● **What this task involves**
Reproduce the listing verbatim, starting at its first line and ending at the line containing "candle-body [81, 398, 86, 401]", with both of these lines included.
··· Material
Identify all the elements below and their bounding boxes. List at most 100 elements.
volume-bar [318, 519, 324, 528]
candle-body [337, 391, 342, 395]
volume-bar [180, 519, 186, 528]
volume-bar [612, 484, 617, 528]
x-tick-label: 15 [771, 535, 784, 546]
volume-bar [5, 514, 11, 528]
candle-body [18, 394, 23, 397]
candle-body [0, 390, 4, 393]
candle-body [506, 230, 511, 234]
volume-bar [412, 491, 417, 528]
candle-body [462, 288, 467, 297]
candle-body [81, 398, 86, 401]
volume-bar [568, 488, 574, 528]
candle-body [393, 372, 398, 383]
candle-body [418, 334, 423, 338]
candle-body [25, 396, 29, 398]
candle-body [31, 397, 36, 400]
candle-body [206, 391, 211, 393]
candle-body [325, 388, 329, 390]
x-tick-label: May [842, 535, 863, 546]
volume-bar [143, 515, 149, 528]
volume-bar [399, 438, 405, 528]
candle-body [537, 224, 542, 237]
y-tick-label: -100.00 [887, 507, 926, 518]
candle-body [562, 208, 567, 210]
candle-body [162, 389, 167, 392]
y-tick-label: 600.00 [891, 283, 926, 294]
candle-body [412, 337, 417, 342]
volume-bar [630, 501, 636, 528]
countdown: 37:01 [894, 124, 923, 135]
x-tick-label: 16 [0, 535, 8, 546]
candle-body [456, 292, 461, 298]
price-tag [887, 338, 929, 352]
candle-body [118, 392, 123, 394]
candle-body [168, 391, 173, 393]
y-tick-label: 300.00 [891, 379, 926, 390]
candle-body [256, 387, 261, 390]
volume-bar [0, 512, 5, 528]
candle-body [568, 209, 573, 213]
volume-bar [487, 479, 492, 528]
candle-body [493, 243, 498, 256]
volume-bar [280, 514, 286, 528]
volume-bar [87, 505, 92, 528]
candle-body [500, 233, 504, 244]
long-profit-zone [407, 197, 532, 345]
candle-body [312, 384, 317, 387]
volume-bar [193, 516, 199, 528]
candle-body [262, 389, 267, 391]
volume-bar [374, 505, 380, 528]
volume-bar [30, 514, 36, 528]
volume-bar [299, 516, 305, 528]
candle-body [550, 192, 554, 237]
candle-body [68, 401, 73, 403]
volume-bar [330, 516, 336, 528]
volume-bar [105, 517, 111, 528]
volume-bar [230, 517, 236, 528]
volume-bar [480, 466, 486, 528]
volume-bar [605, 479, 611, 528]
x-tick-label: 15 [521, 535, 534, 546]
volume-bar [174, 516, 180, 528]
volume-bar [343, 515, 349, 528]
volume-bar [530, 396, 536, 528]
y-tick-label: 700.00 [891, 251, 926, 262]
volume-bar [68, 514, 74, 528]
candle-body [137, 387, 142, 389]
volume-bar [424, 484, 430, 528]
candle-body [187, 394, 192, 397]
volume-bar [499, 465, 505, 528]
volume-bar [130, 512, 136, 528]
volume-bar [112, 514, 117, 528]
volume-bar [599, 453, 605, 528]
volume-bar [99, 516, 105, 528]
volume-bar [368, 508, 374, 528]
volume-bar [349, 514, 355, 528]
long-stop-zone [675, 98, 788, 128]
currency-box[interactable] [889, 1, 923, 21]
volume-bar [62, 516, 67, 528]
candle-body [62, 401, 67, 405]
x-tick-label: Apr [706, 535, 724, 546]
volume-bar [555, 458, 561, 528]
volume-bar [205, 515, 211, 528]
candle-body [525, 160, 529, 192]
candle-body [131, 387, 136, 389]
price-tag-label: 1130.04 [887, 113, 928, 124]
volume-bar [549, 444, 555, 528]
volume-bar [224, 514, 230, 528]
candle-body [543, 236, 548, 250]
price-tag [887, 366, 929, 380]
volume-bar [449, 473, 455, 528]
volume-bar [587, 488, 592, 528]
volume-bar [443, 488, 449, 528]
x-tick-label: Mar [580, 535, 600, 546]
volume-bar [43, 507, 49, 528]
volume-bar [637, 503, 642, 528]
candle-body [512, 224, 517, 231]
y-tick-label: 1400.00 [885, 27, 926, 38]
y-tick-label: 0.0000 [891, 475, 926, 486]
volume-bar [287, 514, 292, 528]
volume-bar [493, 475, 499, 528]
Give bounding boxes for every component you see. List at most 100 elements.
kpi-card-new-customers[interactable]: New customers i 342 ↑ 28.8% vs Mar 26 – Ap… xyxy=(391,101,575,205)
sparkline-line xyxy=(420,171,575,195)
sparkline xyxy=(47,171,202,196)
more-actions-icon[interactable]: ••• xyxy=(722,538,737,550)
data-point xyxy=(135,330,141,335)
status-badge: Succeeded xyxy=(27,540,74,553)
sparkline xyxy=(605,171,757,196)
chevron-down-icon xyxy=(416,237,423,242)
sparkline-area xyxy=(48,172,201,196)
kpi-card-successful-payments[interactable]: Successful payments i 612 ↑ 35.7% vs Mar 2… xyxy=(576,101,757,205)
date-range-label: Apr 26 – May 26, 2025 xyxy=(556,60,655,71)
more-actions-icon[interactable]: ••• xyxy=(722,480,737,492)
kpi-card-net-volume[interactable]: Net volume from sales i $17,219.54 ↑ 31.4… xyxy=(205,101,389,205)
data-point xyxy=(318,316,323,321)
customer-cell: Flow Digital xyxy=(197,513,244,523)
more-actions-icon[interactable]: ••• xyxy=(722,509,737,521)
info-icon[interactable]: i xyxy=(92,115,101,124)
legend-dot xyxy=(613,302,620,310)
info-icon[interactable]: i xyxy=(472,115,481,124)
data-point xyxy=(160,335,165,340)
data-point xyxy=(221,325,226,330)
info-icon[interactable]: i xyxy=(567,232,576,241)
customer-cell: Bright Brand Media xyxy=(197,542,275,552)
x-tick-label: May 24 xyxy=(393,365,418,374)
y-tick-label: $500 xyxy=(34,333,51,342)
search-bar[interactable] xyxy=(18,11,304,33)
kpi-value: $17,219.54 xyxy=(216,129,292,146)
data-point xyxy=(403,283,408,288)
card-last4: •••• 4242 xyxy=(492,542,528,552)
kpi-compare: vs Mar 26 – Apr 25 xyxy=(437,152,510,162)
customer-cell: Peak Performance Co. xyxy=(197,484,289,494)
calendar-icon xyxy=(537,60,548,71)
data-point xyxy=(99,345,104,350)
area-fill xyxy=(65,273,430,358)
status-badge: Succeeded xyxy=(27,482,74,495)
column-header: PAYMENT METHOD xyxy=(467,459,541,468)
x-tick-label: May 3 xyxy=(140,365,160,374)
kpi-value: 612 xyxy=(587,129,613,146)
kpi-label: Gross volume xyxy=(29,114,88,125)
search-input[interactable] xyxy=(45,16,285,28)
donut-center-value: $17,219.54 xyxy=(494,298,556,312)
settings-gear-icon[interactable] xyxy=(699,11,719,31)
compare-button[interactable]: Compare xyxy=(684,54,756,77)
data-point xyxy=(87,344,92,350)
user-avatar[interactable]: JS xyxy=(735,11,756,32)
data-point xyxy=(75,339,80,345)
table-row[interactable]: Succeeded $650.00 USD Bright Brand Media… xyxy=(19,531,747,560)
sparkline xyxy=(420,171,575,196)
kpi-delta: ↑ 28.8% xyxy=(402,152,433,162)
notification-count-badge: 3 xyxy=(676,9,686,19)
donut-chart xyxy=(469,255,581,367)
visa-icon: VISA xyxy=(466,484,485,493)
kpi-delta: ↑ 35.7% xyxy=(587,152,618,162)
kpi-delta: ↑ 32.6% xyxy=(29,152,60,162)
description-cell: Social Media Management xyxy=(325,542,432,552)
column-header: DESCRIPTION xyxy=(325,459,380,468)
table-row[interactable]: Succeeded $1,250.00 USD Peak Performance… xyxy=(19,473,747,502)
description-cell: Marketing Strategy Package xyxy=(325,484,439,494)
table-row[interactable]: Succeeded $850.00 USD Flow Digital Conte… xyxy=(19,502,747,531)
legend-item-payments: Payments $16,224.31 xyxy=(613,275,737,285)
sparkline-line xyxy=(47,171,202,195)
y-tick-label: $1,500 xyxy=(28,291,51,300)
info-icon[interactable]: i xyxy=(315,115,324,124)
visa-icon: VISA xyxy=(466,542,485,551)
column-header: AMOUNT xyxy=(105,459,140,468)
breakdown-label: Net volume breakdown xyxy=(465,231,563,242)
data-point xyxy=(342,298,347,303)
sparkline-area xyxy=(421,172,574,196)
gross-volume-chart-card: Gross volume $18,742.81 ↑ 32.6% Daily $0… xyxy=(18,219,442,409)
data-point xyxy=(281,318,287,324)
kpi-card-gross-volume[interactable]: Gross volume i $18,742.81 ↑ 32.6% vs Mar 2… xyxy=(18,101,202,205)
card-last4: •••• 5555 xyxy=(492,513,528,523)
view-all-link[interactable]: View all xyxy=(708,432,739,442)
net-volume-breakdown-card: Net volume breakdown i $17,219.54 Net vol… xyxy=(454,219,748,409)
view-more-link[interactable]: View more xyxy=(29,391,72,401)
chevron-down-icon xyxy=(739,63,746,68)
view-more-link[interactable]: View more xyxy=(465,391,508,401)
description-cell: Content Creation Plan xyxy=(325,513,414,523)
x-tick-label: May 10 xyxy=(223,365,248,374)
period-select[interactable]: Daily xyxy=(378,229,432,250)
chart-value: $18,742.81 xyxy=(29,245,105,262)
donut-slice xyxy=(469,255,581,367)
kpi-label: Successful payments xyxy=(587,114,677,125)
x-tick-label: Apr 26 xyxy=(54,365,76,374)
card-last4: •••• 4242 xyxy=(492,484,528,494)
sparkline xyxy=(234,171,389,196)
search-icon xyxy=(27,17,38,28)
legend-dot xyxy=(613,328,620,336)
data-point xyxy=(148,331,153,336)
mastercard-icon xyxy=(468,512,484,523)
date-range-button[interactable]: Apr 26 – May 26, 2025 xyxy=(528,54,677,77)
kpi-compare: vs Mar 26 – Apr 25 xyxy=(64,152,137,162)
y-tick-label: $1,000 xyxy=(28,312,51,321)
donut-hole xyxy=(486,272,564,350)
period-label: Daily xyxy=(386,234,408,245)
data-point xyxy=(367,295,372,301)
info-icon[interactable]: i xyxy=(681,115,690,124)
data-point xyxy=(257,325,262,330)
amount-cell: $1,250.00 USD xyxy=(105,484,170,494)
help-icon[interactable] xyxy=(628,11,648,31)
······
● **Written response**
Identify all the elements below and their bounding boxes. List at most 100 elements.
volume-bar [318, 519, 324, 528]
candle-body [337, 391, 342, 395]
volume-bar [180, 519, 186, 528]
volume-bar [612, 484, 617, 528]
x-tick-label: 15 [771, 535, 784, 546]
volume-bar [5, 514, 11, 528]
candle-body [18, 394, 23, 397]
candle-body [0, 390, 4, 393]
candle-body [506, 230, 511, 234]
volume-bar [412, 491, 417, 528]
candle-body [462, 288, 467, 297]
candle-body [81, 398, 86, 401]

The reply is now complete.